(WHAT YOU WILL DO): Keep only the lines of the listing that include the word "Patrimonio", and copy them.

### MATERIALS PROVIDED

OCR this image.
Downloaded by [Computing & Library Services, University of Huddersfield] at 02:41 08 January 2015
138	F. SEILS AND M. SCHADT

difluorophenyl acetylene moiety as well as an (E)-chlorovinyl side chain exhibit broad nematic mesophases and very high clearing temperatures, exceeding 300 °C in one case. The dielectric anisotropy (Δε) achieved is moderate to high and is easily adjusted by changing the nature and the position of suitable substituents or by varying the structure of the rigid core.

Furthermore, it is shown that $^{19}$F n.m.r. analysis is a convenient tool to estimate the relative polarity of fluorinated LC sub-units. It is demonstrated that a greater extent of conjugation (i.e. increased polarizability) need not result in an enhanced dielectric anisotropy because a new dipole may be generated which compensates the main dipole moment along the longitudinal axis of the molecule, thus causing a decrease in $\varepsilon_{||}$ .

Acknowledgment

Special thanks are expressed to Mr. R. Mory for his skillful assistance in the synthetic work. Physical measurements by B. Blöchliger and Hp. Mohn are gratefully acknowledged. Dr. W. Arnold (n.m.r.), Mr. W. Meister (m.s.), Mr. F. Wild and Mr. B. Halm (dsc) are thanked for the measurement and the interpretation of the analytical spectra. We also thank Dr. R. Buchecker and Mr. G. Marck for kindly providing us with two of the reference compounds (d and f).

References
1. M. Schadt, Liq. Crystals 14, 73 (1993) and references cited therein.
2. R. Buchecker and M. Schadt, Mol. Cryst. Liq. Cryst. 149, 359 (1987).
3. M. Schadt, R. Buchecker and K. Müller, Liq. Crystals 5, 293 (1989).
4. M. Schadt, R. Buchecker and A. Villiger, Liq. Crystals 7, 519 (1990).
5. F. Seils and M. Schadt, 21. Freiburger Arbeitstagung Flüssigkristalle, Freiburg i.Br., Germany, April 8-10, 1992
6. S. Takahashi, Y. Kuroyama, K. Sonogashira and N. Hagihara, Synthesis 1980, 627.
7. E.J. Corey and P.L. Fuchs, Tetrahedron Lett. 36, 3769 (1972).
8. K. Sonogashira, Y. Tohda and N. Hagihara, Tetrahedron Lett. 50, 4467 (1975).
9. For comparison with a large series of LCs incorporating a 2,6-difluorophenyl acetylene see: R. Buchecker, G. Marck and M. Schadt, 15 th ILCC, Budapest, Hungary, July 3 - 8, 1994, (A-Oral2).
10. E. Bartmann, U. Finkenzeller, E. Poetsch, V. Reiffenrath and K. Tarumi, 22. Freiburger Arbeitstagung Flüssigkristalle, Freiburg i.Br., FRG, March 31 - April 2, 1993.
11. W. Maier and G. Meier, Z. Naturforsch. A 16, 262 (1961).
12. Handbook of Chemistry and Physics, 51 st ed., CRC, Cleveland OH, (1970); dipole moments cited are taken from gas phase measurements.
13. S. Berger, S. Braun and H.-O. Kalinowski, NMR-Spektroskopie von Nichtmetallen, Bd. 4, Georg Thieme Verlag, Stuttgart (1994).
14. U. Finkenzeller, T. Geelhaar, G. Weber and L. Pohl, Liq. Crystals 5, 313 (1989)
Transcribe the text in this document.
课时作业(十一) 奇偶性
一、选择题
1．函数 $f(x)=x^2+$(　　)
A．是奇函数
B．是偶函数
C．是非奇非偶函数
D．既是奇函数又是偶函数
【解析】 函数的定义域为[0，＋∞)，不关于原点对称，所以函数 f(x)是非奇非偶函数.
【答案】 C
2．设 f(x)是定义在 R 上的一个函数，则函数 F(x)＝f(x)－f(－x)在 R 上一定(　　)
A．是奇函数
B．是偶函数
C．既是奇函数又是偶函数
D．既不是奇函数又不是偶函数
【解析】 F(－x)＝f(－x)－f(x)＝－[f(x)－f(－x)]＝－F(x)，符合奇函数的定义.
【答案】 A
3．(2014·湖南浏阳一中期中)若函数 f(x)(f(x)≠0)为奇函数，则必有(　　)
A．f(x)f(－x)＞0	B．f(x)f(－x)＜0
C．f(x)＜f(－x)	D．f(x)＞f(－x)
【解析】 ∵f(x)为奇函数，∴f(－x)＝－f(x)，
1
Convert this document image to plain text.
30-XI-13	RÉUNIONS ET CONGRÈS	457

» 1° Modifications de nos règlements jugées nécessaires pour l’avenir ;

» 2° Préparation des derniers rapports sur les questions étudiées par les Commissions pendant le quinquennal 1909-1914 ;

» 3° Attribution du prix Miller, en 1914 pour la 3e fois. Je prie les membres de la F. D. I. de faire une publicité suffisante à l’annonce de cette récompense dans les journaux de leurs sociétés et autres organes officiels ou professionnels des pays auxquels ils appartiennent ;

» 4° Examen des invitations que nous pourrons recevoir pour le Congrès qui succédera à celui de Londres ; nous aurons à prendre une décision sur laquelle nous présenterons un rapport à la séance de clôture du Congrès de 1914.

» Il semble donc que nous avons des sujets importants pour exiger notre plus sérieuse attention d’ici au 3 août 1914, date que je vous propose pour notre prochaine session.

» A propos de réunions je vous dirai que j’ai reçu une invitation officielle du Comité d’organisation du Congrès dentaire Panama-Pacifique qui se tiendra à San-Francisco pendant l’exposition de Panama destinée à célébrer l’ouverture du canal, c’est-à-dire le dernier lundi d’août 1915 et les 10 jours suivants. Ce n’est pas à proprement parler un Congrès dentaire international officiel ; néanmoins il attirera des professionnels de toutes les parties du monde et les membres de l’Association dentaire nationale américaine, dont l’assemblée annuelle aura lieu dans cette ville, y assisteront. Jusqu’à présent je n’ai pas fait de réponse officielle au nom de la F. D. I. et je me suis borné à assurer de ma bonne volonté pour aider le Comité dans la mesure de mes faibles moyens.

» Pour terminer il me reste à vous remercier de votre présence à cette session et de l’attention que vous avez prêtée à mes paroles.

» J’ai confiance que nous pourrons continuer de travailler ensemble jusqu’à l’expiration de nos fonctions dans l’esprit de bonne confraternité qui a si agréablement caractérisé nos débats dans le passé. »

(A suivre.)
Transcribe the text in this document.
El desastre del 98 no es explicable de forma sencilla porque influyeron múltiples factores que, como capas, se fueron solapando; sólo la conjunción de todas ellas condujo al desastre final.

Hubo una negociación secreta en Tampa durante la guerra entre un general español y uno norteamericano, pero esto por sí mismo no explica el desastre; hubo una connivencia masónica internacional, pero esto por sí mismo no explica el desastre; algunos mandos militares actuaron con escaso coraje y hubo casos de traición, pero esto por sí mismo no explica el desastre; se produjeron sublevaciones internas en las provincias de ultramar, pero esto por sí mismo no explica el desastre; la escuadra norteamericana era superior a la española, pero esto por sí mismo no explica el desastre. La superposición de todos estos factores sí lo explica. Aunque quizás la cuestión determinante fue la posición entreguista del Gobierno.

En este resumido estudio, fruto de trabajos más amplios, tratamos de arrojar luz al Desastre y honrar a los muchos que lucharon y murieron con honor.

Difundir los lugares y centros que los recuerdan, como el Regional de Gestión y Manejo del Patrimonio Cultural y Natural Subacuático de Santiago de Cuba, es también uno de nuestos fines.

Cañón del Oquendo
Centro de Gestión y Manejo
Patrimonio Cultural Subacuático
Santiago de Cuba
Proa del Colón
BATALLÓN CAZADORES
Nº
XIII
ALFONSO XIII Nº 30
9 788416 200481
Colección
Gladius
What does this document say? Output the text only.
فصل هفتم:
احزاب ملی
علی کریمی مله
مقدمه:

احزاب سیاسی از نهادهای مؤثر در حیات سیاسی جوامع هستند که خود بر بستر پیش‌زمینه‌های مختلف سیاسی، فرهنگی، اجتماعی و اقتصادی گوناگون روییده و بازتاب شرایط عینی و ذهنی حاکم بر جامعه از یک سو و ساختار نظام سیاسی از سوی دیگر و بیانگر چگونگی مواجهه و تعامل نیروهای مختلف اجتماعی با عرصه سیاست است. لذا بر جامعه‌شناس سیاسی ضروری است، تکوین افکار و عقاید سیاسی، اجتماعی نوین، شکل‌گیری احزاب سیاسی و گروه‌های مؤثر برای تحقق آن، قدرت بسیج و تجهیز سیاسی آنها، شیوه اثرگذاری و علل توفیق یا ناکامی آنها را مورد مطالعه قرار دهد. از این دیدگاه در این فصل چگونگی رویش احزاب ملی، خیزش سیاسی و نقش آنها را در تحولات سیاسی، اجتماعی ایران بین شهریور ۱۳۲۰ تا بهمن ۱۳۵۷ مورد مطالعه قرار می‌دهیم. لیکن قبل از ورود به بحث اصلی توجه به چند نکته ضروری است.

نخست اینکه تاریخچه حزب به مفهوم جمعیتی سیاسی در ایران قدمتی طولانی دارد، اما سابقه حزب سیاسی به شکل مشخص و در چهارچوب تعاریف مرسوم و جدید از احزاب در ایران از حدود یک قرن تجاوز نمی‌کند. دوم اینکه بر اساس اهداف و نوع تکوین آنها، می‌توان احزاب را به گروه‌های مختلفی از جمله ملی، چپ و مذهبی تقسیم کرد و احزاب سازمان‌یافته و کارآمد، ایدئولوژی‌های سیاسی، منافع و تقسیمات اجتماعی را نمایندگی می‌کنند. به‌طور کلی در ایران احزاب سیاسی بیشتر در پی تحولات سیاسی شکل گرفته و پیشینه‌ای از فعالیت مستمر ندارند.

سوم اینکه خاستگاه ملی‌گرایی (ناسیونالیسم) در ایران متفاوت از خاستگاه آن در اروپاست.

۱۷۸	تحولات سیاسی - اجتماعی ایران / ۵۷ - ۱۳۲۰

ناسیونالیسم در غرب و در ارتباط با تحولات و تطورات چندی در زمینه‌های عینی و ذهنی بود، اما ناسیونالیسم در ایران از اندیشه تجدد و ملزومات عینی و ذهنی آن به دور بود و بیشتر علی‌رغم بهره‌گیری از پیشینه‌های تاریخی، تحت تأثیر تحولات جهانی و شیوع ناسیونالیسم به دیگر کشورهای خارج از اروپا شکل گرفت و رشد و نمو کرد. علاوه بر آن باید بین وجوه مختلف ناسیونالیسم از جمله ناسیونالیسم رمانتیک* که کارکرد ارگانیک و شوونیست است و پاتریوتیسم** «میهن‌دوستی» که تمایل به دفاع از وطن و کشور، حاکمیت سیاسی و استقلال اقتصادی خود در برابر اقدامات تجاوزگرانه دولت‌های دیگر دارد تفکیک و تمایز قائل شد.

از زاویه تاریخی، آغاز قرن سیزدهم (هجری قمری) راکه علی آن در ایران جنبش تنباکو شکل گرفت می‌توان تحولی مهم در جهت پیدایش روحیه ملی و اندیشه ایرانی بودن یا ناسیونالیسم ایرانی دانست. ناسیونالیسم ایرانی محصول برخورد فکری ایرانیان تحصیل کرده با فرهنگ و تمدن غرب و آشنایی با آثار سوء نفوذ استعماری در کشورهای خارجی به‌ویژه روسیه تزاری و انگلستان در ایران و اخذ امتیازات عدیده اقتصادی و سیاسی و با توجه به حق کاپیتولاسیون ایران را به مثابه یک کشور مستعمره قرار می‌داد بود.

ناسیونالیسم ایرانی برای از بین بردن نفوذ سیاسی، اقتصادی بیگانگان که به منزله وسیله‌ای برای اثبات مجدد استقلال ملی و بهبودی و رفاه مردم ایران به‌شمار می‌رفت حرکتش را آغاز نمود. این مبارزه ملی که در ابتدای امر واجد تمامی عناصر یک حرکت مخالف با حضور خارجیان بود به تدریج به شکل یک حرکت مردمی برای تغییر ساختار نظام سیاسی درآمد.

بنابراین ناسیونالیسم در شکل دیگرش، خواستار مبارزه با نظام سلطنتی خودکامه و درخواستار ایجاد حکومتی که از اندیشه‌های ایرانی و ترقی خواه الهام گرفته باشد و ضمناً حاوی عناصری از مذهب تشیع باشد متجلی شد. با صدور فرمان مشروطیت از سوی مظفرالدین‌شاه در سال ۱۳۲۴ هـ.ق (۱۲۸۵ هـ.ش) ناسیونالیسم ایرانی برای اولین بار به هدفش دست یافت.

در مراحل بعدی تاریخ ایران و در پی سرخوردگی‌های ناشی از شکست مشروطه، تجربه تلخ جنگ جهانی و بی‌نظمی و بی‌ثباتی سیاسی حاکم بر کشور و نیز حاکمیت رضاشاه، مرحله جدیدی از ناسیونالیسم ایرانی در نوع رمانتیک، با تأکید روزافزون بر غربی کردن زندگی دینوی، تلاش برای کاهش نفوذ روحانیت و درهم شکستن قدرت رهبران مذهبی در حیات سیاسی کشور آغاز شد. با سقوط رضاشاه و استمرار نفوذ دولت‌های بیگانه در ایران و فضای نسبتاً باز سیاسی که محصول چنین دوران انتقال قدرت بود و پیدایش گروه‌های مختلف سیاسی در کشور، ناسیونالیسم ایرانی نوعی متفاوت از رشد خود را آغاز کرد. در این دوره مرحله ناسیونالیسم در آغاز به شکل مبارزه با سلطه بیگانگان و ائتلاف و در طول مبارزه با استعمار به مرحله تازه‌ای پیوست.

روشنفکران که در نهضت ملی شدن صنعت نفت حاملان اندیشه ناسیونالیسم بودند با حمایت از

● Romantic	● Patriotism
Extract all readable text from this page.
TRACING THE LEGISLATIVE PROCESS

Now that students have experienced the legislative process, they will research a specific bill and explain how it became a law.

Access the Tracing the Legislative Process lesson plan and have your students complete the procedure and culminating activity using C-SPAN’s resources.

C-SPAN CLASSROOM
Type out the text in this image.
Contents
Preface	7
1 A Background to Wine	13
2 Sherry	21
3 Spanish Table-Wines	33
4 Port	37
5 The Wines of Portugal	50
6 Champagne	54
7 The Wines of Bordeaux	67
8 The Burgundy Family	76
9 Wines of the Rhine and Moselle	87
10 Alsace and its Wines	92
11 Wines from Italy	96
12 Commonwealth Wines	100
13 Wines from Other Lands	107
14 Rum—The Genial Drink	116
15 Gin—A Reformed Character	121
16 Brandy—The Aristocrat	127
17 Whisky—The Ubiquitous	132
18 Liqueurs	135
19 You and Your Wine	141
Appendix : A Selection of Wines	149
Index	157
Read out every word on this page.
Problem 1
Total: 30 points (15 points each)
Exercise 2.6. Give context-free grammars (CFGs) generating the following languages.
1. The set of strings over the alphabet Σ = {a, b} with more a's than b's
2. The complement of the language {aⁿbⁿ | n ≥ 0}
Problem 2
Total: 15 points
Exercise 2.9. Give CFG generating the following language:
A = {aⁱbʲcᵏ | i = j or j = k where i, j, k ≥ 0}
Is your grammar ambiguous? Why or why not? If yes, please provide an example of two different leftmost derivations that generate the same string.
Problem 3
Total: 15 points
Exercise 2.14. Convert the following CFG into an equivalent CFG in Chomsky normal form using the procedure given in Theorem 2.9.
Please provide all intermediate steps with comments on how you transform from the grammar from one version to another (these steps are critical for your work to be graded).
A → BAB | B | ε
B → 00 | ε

######

(TASK SOLUTION):
Difundir los lugares y centros que los recuerdan, como el Regional de Gestión y Manejo del Patrimonio Cultural y Natural Subacuático de Santiago de Cuba, es también uno de nuestos fines.
Patrimonio Cultural Subacuático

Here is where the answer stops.